-- Begin --
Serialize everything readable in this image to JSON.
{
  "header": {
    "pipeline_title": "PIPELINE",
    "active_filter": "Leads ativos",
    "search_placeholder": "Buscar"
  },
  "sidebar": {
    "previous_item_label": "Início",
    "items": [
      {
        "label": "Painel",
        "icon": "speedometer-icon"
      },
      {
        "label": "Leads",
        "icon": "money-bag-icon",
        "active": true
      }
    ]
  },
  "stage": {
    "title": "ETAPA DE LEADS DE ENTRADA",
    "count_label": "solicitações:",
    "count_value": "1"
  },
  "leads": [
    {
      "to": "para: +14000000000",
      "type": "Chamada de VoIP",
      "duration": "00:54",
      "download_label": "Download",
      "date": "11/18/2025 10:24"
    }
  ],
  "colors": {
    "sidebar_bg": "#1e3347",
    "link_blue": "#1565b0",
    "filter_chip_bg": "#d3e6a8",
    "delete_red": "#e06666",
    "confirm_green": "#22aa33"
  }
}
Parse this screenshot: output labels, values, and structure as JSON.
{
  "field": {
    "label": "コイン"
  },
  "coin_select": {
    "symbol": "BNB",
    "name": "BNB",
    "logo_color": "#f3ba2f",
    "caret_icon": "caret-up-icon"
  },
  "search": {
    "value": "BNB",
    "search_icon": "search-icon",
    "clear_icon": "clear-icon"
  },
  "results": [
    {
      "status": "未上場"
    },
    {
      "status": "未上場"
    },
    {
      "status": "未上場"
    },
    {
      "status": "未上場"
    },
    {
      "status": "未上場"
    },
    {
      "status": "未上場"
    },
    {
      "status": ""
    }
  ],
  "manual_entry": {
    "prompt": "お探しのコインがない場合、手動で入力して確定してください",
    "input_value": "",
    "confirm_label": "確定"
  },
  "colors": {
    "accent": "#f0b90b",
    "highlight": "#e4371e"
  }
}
-- End --
* Task instructions
Type out the material again exactly as presented.

* Answer
Serialize everything readable in this image to JSON.
{
  "header": {
    "pipeline_title": "PIPELINE",
    "active_filter": "Leads ativos",
    "search_placeholder": "Buscar"
  },
  "sidebar": {
    "previous_item_label": "Início",
    "items": [
      {
        "label": "Painel",
        "icon": "speedometer-icon"
      },
      {
        "label": "Leads",
        "icon": "money-bag-icon",
        "active": true
      }
    ]
  },
  "stage": {
    "title": "ETAPA DE LEADS DE ENTRADA",
    "count_label": "solicitações:",
    "count_value": "1"
  },
  "leads": [
    {
      "to": "para: +14000000000",
      "type": "Chamada de VoIP",
      "duration": "00:54",
      "download_label": "Download",
      "date": "11/18/2025 10:24"
    }
  ],
  "colors": {
    "sidebar_bg": "#1e3347",
    "link_blue": "#1565b0",
    "filter_chip_bg": "#d3e6a8",
    "delete_red": "#e06666",
    "confirm_green": "#22aa33"
  }
}
Parse this screenshot: output labels, values, and structure as JSON.
{
  "field": {
    "label": "コイン"
  },
  "coin_select": {
    "symbol": "BNB",
    "name": "BNB",
    "logo_color": "#f3ba2f",
    "caret_icon": "caret-up-icon"
  },
  "search": {
    "value": "BNB",
    "search_icon": "search-icon",
    "clear_icon": "clear-icon"
  },
  "results": [
    {
      "status": "未上場"
    },
    {
      "status": "未上場"
    },
    {
      "status": "未上場"
    },
    {
      "status": "未上場"
    },
    {
      "status": "未上場"
    },
    {
      "status": "未上場"
    },
    {
      "status": ""
    }
  ],
  "manual_entry": {
    "prompt": "お探しのコインがない場合、手動で入力して確定してください",
    "input_value": "",
    "confirm_label": "確定"
  },
  "colors": {
    "accent": "#f0b90b",
    "highlight": "#e4371e"
  }
}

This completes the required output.